Task goal:
Write out each line exactly as given. Leave the pictures out of your copy.

Collected data entries:
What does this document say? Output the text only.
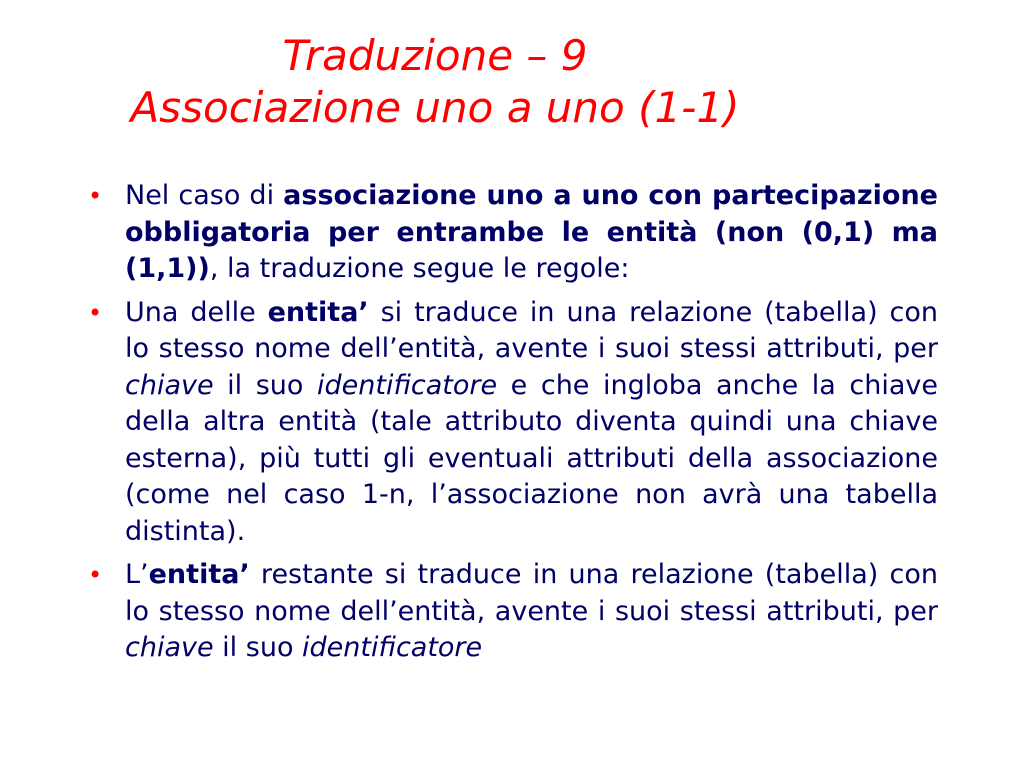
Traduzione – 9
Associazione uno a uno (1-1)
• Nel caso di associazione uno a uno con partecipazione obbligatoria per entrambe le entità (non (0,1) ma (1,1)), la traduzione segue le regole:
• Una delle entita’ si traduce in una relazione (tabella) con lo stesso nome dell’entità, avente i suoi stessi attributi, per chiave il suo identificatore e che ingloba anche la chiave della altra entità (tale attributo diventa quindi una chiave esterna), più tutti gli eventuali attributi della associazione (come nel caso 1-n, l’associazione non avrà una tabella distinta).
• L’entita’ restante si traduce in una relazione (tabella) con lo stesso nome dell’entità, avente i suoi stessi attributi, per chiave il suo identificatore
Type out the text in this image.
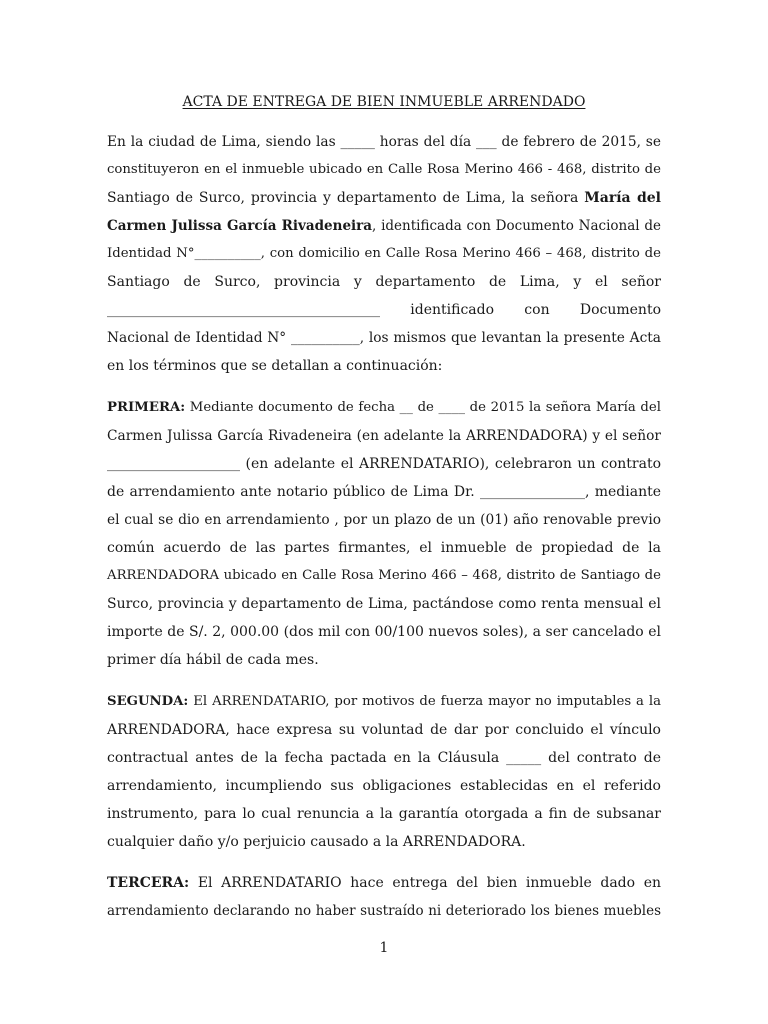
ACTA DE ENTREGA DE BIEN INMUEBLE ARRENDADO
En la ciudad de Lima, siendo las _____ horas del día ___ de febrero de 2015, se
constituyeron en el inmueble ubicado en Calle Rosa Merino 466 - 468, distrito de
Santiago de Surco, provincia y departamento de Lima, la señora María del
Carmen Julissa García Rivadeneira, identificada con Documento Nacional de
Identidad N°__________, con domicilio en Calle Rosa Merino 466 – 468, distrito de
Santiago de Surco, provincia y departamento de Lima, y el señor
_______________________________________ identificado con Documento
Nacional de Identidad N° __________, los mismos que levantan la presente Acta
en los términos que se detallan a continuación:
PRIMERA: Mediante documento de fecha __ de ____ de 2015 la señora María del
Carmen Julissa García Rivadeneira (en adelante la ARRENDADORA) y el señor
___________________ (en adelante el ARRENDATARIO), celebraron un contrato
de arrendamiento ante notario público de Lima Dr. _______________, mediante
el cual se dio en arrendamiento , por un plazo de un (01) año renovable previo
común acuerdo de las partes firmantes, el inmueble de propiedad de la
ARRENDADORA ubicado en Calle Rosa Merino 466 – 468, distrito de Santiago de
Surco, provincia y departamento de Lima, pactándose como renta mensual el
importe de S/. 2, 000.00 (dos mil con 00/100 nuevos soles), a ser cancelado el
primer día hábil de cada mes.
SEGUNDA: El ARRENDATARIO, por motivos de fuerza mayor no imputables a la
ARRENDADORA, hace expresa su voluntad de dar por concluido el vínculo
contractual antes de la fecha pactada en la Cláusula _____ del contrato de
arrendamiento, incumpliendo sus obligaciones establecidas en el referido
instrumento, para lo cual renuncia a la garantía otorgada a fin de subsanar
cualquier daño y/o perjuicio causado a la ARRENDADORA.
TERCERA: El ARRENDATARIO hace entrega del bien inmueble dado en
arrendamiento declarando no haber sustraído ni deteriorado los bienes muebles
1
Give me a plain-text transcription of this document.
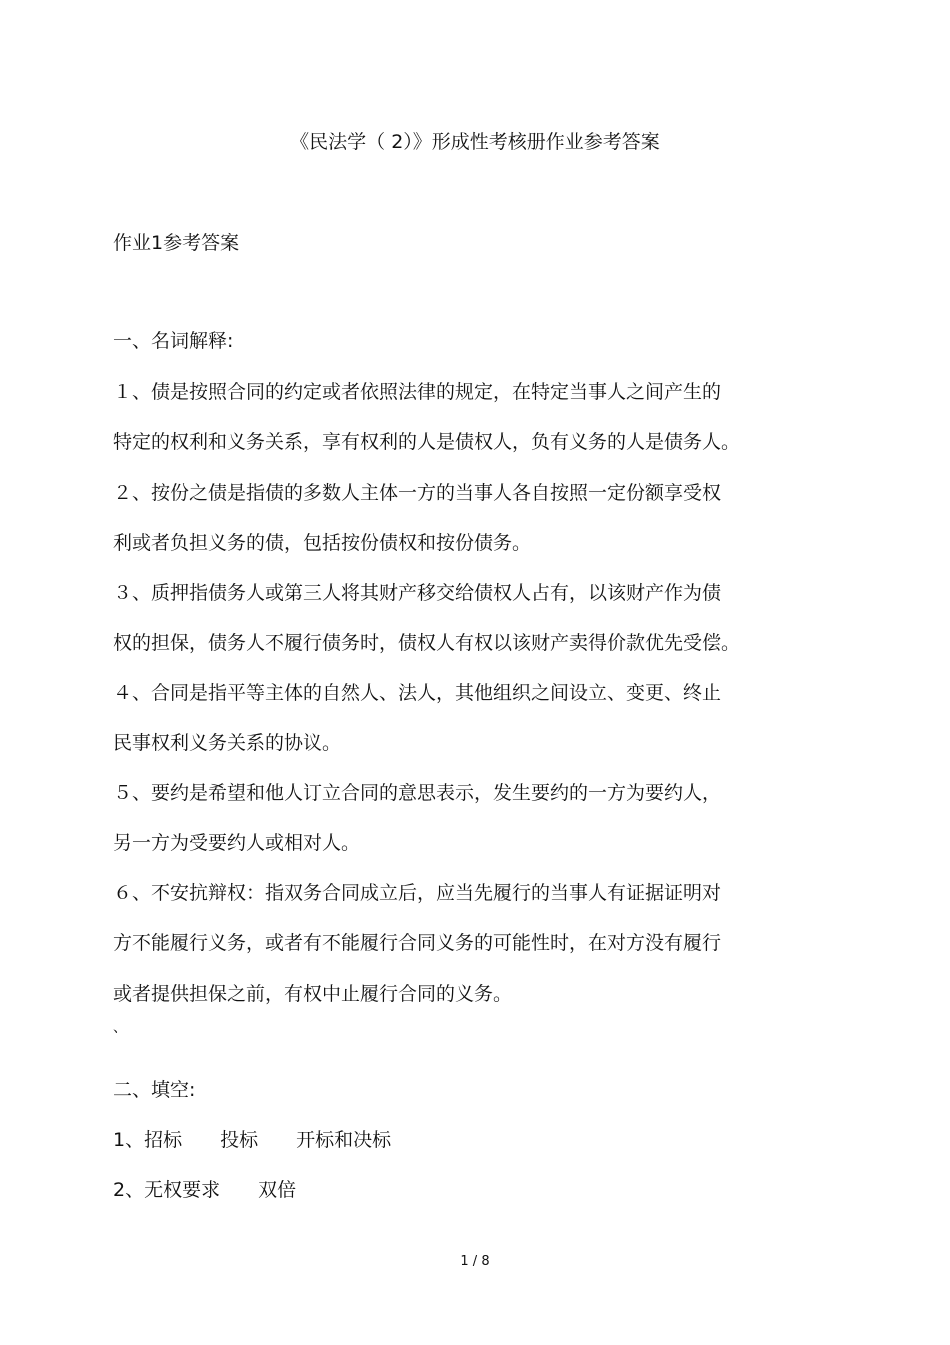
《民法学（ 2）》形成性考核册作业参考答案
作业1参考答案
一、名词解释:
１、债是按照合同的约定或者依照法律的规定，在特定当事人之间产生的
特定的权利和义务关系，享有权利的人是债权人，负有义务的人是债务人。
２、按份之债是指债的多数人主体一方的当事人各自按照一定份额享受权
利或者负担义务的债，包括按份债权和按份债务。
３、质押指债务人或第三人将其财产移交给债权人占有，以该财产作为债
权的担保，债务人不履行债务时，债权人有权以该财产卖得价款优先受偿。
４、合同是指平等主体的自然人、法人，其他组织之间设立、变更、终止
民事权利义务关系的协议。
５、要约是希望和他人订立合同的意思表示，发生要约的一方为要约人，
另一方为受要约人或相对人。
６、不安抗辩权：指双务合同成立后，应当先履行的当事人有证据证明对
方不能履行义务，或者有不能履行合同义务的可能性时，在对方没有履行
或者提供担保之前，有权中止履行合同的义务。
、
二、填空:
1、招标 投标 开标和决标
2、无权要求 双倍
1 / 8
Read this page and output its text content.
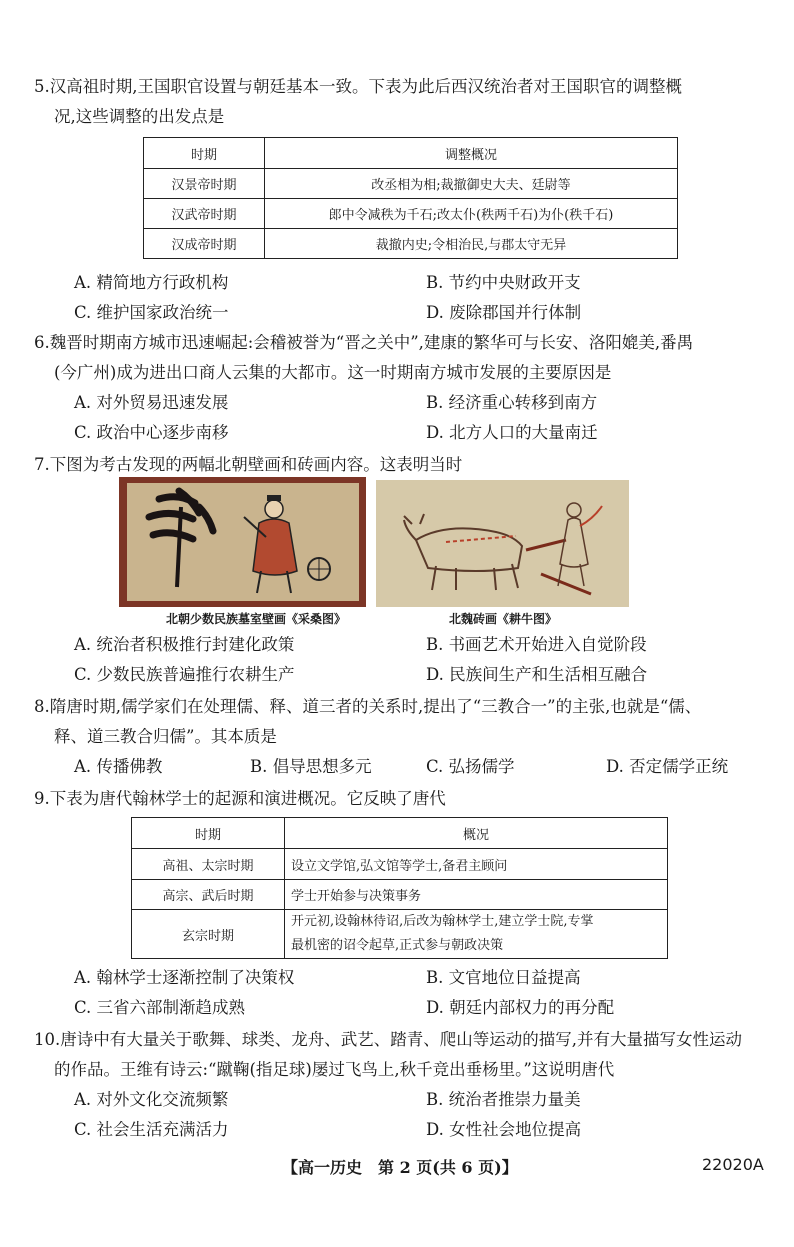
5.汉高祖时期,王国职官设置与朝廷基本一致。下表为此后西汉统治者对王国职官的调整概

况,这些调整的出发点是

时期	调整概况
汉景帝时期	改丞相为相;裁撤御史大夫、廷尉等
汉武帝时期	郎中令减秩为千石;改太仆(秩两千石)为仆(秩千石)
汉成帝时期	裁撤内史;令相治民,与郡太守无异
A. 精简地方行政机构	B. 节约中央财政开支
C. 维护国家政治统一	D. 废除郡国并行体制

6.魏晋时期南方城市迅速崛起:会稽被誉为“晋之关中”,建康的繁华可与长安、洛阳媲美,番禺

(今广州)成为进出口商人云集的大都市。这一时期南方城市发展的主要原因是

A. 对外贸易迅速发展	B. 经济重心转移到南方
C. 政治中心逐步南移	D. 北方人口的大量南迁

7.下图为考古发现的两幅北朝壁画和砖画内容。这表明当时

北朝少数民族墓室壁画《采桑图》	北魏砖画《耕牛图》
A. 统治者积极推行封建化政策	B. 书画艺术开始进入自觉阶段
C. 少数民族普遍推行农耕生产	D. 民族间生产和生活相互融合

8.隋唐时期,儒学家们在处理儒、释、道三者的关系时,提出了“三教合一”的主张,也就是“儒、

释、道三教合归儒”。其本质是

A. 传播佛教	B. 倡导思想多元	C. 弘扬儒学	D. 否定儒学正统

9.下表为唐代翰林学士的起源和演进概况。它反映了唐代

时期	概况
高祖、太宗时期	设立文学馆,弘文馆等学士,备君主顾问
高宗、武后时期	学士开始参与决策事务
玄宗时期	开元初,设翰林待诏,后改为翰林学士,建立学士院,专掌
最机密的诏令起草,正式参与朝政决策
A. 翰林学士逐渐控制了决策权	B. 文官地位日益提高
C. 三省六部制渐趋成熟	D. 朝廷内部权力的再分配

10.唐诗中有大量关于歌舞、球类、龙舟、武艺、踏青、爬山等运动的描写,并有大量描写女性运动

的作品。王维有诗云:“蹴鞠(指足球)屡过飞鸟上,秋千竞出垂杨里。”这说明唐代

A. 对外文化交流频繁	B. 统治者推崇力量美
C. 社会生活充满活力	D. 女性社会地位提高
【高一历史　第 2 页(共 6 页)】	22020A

Answer to the task:
What does this document say? Output the text only.
Traduzione – 9
Associazione uno a uno (1-1)
• Nel caso di associazione uno a uno con partecipazione obbligatoria per entrambe le entità (non (0,1) ma (1,1)), la traduzione segue le regole:
• Una delle entita’ si traduce in una relazione (tabella) con lo stesso nome dell’entità, avente i suoi stessi attributi, per chiave il suo identificatore e che ingloba anche la chiave della altra entità (tale attributo diventa quindi una chiave esterna), più tutti gli eventuali attributi della associazione (come nel caso 1-n, l’associazione non avrà una tabella distinta).
• L’entita’ restante si traduce in una relazione (tabella) con lo stesso nome dell’entità, avente i suoi stessi attributi, per chiave il suo identificatore
Type out the text in this image.
ACTA DE ENTREGA DE BIEN INMUEBLE ARRENDADO
En la ciudad de Lima, siendo las _____ horas del día ___ de febrero de 2015, se
constituyeron en el inmueble ubicado en Calle Rosa Merino 466 - 468, distrito de
Santiago de Surco, provincia y departamento de Lima, la señora María del
Carmen Julissa García Rivadeneira, identificada con Documento Nacional de
Identidad N°__________, con domicilio en Calle Rosa Merino 466 – 468, distrito de
Santiago de Surco, provincia y departamento de Lima, y el señor
_______________________________________ identificado con Documento
Nacional de Identidad N° __________, los mismos que levantan la presente Acta
en los términos que se detallan a continuación:
PRIMERA: Mediante documento de fecha __ de ____ de 2015 la señora María del
Carmen Julissa García Rivadeneira (en adelante la ARRENDADORA) y el señor
___________________ (en adelante el ARRENDATARIO), celebraron un contrato
de arrendamiento ante notario público de Lima Dr. _______________, mediante
el cual se dio en arrendamiento , por un plazo de un (01) año renovable previo
común acuerdo de las partes firmantes, el inmueble de propiedad de la
ARRENDADORA ubicado en Calle Rosa Merino 466 – 468, distrito de Santiago de
Surco, provincia y departamento de Lima, pactándose como renta mensual el
importe de S/. 2, 000.00 (dos mil con 00/100 nuevos soles), a ser cancelado el
primer día hábil de cada mes.
SEGUNDA: El ARRENDATARIO, por motivos de fuerza mayor no imputables a la
ARRENDADORA, hace expresa su voluntad de dar por concluido el vínculo
contractual antes de la fecha pactada en la Cláusula _____ del contrato de
arrendamiento, incumpliendo sus obligaciones establecidas en el referido
instrumento, para lo cual renuncia a la garantía otorgada a fin de subsanar
cualquier daño y/o perjuicio causado a la ARRENDADORA.
TERCERA: El ARRENDATARIO hace entrega del bien inmueble dado en
arrendamiento declarando no haber sustraído ni deteriorado los bienes muebles
1
Give me a plain-text transcription of this document.
《民法学（ 2）》形成性考核册作业参考答案
作业1参考答案
一、名词解释:
１、债是按照合同的约定或者依照法律的规定，在特定当事人之间产生的
特定的权利和义务关系，享有权利的人是债权人，负有义务的人是债务人。
２、按份之债是指债的多数人主体一方的当事人各自按照一定份额享受权
利或者负担义务的债，包括按份债权和按份债务。
３、质押指债务人或第三人将其财产移交给债权人占有，以该财产作为债
权的担保，债务人不履行债务时，债权人有权以该财产卖得价款优先受偿。
４、合同是指平等主体的自然人、法人，其他组织之间设立、变更、终止
民事权利义务关系的协议。
５、要约是希望和他人订立合同的意思表示，发生要约的一方为要约人，
另一方为受要约人或相对人。
６、不安抗辩权：指双务合同成立后，应当先履行的当事人有证据证明对
方不能履行义务，或者有不能履行合同义务的可能性时，在对方没有履行
或者提供担保之前，有权中止履行合同的义务。
、
二、填空:
1、招标 投标 开标和决标
2、无权要求 双倍
1 / 8
Read this page and output its text content.
5.汉高祖时期,王国职官设置与朝廷基本一致。下表为此后西汉统治者对王国职官的调整概

况,这些调整的出发点是

时期	调整概况
汉景帝时期	改丞相为相;裁撤御史大夫、廷尉等
汉武帝时期	郎中令减秩为千石;改太仆(秩两千石)为仆(秩千石)
汉成帝时期	裁撤内史;令相治民,与郡太守无异
A. 精简地方行政机构	B. 节约中央财政开支
C. 维护国家政治统一	D. 废除郡国并行体制

6.魏晋时期南方城市迅速崛起:会稽被誉为“晋之关中”,建康的繁华可与长安、洛阳媲美,番禺

(今广州)成为进出口商人云集的大都市。这一时期南方城市发展的主要原因是

A. 对外贸易迅速发展	B. 经济重心转移到南方
C. 政治中心逐步南移	D. 北方人口的大量南迁

7.下图为考古发现的两幅北朝壁画和砖画内容。这表明当时

北朝少数民族墓室壁画《采桑图》	北魏砖画《耕牛图》
A. 统治者积极推行封建化政策	B. 书画艺术开始进入自觉阶段
C. 少数民族普遍推行农耕生产	D. 民族间生产和生活相互融合

8.隋唐时期,儒学家们在处理儒、释、道三者的关系时,提出了“三教合一”的主张,也就是“儒、

释、道三教合归儒”。其本质是

A. 传播佛教	B. 倡导思想多元	C. 弘扬儒学	D. 否定儒学正统

9.下表为唐代翰林学士的起源和演进概况。它反映了唐代

时期	概况
高祖、太宗时期	设立文学馆,弘文馆等学士,备君主顾问
高宗、武后时期	学士开始参与决策事务
玄宗时期	开元初,设翰林待诏,后改为翰林学士,建立学士院,专掌
最机密的诏令起草,正式参与朝政决策
A. 翰林学士逐渐控制了决策权	B. 文官地位日益提高
C. 三省六部制渐趋成熟	D. 朝廷内部权力的再分配

10.唐诗中有大量关于歌舞、球类、龙舟、武艺、踏青、爬山等运动的描写,并有大量描写女性运动

的作品。王维有诗云:“蹴鞠(指足球)屡过飞鸟上,秋千竞出垂杨里。”这说明唐代

A. 对外文化交流频繁	B. 统治者推崇力量美
C. 社会生活充满活力	D. 女性社会地位提高
【高一历史　第 2 页(共 6 页)】	22020A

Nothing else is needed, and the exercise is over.